▸ Document section:
********************
A Home-Going celebration to Honor the Life of Denny will be held at 11 a.m. on Saturday, September 27, 2025, at Valley Christian Assembly, 1703 Bigley Avenue, Charleston, WV.
Memories may be shared by visiting www.Snodgrassfuneral.com and selecting his obituary. Snodgrass Funeral Home, South Charleston, is handling the arrangements.
Denny was a true governmental warrior for our King, Jesus Christ. I met him through a dear friend of mine, Don Matolyak. Don also entered the gates of heaven several years before Denny; we worked together during the 2016 election with Franklin Graham. Our regional team was a very unique & close knit group. I shall miss Denny, as I have Don. Denny left such a lasting impression on my life because of His fervency for His love of our God & his desire to see much legislation be changed to justice & righteousness. When I met Gail, the picture was complete. They were definitely joined together by our Heavenly Father. I will always love you both, See you soon, Denny! Linda Best
I grew up with Dennis in the Pleasantville Assembly of God Church in Pennsylvania,we were the same age. He was always a very nice young man.Our Fathers were good friends as well. I enjoyed visiting at the Westover home, my condolences go out to the family.
I grew up with Denny in Pleasantville Assembly of God Church in Alum Bank, PA.We were the same age and shared a lot of Sunday School classes. He was always a very nice young man, our fathers were great friends, my condolences to the family.
On my own behalf, my family, and the Ugandan young entrepreneurial fraternity.
I extend our heartfelt sympathy to Gail and Denny ‘s family.
I became great friends with Denny on one of his mission trips to Uganda. He was such an encouragement to our business & enterprise building efforts here, inspiring us both in word and deed. A very generous and kind hearted guy.
We will miss him greatly!
Joab Sonko
This may seem trivial, but I wanted to share how this man touched my heart and changed how I saw God and how I saw myself.
I met him while I was cleaning at VCA. From the start, he always greeted me with a smile or a joke, something that never failed to brighten my day. He was always kind to my daughters, always willing to pause and talk with them, answer their questions, and show them that they mattered. That alone is something I treasure.
But there’s something he said to me that amused me, frustrated me, blessed me beyond measure.
The first time, he looked at me and said, “It is such a joy to see you. You’re always so happy. Always smiling. It shows in your girls. They’re always laughing.”
********************
▸ Data listing:
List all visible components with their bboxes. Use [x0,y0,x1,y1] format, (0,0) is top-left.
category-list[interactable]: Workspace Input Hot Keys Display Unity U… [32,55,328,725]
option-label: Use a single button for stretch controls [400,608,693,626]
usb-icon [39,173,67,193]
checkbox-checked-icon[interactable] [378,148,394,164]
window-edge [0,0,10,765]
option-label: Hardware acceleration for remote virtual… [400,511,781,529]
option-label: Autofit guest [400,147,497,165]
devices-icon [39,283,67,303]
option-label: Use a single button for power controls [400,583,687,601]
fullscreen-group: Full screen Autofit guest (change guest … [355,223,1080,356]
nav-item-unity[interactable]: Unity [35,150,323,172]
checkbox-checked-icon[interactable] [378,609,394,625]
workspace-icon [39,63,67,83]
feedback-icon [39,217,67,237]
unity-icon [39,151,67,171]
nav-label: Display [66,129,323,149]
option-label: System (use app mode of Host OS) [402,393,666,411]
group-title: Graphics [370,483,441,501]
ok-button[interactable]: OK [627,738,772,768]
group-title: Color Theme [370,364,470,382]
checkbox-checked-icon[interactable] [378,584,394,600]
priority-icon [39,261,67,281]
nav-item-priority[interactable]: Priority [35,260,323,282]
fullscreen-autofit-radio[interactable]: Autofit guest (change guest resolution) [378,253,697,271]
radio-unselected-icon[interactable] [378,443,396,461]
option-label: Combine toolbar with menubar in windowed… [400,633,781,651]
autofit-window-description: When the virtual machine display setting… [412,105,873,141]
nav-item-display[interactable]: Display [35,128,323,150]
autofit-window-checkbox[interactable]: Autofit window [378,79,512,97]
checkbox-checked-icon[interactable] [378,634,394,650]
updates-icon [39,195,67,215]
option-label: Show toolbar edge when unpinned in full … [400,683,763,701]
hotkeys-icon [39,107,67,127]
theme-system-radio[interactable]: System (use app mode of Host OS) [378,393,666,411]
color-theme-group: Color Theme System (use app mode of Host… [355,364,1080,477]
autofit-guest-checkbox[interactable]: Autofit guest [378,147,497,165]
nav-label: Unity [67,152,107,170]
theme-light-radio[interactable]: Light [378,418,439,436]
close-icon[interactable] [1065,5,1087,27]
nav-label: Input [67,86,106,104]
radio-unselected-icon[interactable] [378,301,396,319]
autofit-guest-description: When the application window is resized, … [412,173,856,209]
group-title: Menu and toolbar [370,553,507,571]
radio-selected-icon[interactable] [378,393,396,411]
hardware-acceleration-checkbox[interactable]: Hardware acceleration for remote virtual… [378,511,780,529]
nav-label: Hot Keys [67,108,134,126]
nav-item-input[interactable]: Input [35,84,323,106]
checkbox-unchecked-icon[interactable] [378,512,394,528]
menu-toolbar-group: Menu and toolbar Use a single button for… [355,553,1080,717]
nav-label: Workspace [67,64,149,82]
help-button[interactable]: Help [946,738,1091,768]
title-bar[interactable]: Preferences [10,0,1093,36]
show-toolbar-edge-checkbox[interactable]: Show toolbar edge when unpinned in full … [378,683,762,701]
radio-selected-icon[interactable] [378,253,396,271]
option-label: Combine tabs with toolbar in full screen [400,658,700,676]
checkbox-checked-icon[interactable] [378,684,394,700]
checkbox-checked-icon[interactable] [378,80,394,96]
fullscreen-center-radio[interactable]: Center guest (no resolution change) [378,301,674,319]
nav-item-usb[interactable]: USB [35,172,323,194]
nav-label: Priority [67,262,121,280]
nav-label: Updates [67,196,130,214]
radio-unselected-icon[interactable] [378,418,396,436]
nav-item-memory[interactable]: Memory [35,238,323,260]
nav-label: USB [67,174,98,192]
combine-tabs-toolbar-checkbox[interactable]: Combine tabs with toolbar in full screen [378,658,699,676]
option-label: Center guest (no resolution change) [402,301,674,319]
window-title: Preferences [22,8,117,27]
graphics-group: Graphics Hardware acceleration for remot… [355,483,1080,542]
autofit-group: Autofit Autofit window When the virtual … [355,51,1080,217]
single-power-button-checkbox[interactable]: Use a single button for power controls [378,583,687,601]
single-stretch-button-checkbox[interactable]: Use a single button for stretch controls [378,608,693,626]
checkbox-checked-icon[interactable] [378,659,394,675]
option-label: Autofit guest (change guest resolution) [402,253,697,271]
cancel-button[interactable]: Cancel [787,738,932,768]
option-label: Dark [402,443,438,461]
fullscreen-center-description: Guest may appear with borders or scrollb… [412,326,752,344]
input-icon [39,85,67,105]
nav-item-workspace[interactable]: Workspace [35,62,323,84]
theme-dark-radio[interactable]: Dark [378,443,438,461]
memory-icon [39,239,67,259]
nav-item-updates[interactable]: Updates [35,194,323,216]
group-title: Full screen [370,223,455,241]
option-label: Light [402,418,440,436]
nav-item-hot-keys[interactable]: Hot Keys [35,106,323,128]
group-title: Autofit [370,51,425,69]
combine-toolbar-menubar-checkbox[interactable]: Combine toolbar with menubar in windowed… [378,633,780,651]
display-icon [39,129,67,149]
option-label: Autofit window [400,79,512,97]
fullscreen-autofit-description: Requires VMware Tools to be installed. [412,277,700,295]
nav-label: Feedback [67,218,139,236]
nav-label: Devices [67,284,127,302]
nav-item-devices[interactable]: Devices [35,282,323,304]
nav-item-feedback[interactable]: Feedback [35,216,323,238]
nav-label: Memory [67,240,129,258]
********************
▸ Assigned task 1:
In the memorial page for Denny, where will the Home-Going celebration be held?
▸ Assigned task 2:
Pick up the memorial page for Denny after its last sentence and keep writing.
The records have no connection to the memorial page for Denny.

▸ Exercise response 1:
At Valley Christian Assembly, 1703 Bigley Avenue, Charleston, WV.

▸ Exercise response 2:
I smiled and thanked him, but honestly, when I left I called my best friend and my aunt to tell them, and I LAUGHED about it because in almost 20 years, maybe more, I had never once thought of myself as happy or joyful. I’ve learned to wear happiness like a costume, it’s not usually something I felt on the inside. So his confidence in that statement, was incredibly funny to me.
But then he said it again.
And again.
THREE times.
And each time, his words stuck with me. They stayed, buzzing in my ears, driving me crazy. Especially during moments when I felt low, stuck, or overwhelmed.
And then one day, out of nowhere, I just broke down in tears. Because it finally made sense.
It was never my joy he was seeing.
It was His joy, the joy of the Lord, shining through.
For the first time in I don’t even know how long, I felt a weight lift off my shoulders. Because I realized it was never about pretending to be happy. It was about letting His joy be my strength. Denny had seen something in me that I couldn’t see in myself: The joy of Jesus, living within me and reflected in my daughters, even when I felt numb or completely empty.
I’m still a work in progress. I’m not overflowing with sunshine and rainbows, I still struggle with the dark places in my head. But now, when the heaviness returns, I remember Denny’s words. And I remember what they truly meant.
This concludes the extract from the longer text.